Material for this task:
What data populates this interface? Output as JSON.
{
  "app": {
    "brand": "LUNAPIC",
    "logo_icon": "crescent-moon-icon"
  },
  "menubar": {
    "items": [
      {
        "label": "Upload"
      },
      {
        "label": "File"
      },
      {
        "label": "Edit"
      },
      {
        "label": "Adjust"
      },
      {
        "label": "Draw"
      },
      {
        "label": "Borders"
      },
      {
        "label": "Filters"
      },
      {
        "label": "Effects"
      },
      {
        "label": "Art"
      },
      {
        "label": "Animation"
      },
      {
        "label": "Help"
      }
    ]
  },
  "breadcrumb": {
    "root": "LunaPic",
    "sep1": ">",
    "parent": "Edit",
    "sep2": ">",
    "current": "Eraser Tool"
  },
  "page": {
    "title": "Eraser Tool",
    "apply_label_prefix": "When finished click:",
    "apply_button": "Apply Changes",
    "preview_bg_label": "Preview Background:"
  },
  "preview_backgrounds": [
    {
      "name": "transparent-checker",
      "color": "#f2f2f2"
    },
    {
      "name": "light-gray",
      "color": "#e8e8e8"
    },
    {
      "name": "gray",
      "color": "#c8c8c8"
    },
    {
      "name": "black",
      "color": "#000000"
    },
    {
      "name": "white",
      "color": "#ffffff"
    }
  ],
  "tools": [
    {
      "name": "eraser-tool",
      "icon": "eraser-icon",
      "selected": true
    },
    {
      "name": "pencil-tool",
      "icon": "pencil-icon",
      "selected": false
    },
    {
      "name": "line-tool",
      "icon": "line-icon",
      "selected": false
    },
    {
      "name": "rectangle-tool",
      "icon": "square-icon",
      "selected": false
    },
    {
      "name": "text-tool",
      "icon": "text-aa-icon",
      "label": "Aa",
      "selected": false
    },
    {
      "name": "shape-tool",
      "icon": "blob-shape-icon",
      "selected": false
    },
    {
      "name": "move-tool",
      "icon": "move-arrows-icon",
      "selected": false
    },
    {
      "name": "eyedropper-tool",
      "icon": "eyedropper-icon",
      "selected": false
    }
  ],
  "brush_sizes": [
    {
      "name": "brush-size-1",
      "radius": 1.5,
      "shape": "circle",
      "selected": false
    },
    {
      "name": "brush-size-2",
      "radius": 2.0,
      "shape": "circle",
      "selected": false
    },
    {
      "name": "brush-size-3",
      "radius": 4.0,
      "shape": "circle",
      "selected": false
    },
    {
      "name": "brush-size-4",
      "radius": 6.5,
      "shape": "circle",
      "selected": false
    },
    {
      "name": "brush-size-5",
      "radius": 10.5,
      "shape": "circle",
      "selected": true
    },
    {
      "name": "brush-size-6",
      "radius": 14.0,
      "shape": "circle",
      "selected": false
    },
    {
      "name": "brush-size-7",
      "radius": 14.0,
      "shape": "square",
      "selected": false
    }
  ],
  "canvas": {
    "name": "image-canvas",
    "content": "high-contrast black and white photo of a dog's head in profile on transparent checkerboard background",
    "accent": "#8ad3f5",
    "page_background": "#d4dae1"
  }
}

Requirement:
Restate the data above word for word, please.

Exercise result:
What data populates this interface? Output as JSON.
{
  "app": {
    "brand": "LUNAPIC",
    "logo_icon": "crescent-moon-icon"
  },
  "menubar": {
    "items": [
      {
        "label": "Upload"
      },
      {
        "label": "File"
      },
      {
        "label": "Edit"
      },
      {
        "label": "Adjust"
      },
      {
        "label": "Draw"
      },
      {
        "label": "Borders"
      },
      {
        "label": "Filters"
      },
      {
        "label": "Effects"
      },
      {
        "label": "Art"
      },
      {
        "label": "Animation"
      },
      {
        "label": "Help"
      }
    ]
  },
  "breadcrumb": {
    "root": "LunaPic",
    "sep1": ">",
    "parent": "Edit",
    "sep2": ">",
    "current": "Eraser Tool"
  },
  "page": {
    "title": "Eraser Tool",
    "apply_label_prefix": "When finished click:",
    "apply_button": "Apply Changes",
    "preview_bg_label": "Preview Background:"
  },
  "preview_backgrounds": [
    {
      "name": "transparent-checker",
      "color": "#f2f2f2"
    },
    {
      "name": "light-gray",
      "color": "#e8e8e8"
    },
    {
      "name": "gray",
      "color": "#c8c8c8"
    },
    {
      "name": "black",
      "color": "#000000"
    },
    {
      "name": "white",
      "color": "#ffffff"
    }
  ],
  "tools": [
    {
      "name": "eraser-tool",
      "icon": "eraser-icon",
      "selected": true
    },
    {
      "name": "pencil-tool",
      "icon": "pencil-icon",
      "selected": false
    },
    {
      "name": "line-tool",
      "icon": "line-icon",
      "selected": false
    },
    {
      "name": "rectangle-tool",
      "icon": "square-icon",
      "selected": false
    },
    {
      "name": "text-tool",
      "icon": "text-aa-icon",
      "label": "Aa",
      "selected": false
    },
    {
      "name": "shape-tool",
      "icon": "blob-shape-icon",
      "selected": false
    },
    {
      "name": "move-tool",
      "icon": "move-arrows-icon",
      "selected": false
    },
    {
      "name": "eyedropper-tool",
      "icon": "eyedropper-icon",
      "selected": false
    }
  ],
  "brush_sizes": [
    {
      "name": "brush-size-1",
      "radius": 1.5,
      "shape": "circle",
      "selected": false
    },
    {
      "name": "brush-size-2",
      "radius": 2.0,
      "shape": "circle",
      "selected": false
    },
    {
      "name": "brush-size-3",
      "radius": 4.0,
      "shape": "circle",
      "selected": false
    },
    {
      "name": "brush-size-4",
      "radius": 6.5,
      "shape": "circle",
      "selected": false
    },
    {
      "name": "brush-size-5",
      "radius": 10.5,
      "shape": "circle",
      "selected": true
    },
    {
      "name": "brush-size-6",
      "radius": 14.0,
      "shape": "circle",
      "selected": false
    },
    {
      "name": "brush-size-7",
      "radius": 14.0,
      "shape": "square",
      "selected": false
    }
  ],
  "canvas": {
    "name": "image-canvas",
    "content": "high-contrast black and white photo of a dog's head in profile on transparent checkerboard background",
    "accent": "#8ad3f5",
    "page_background": "#d4dae1"
  }
}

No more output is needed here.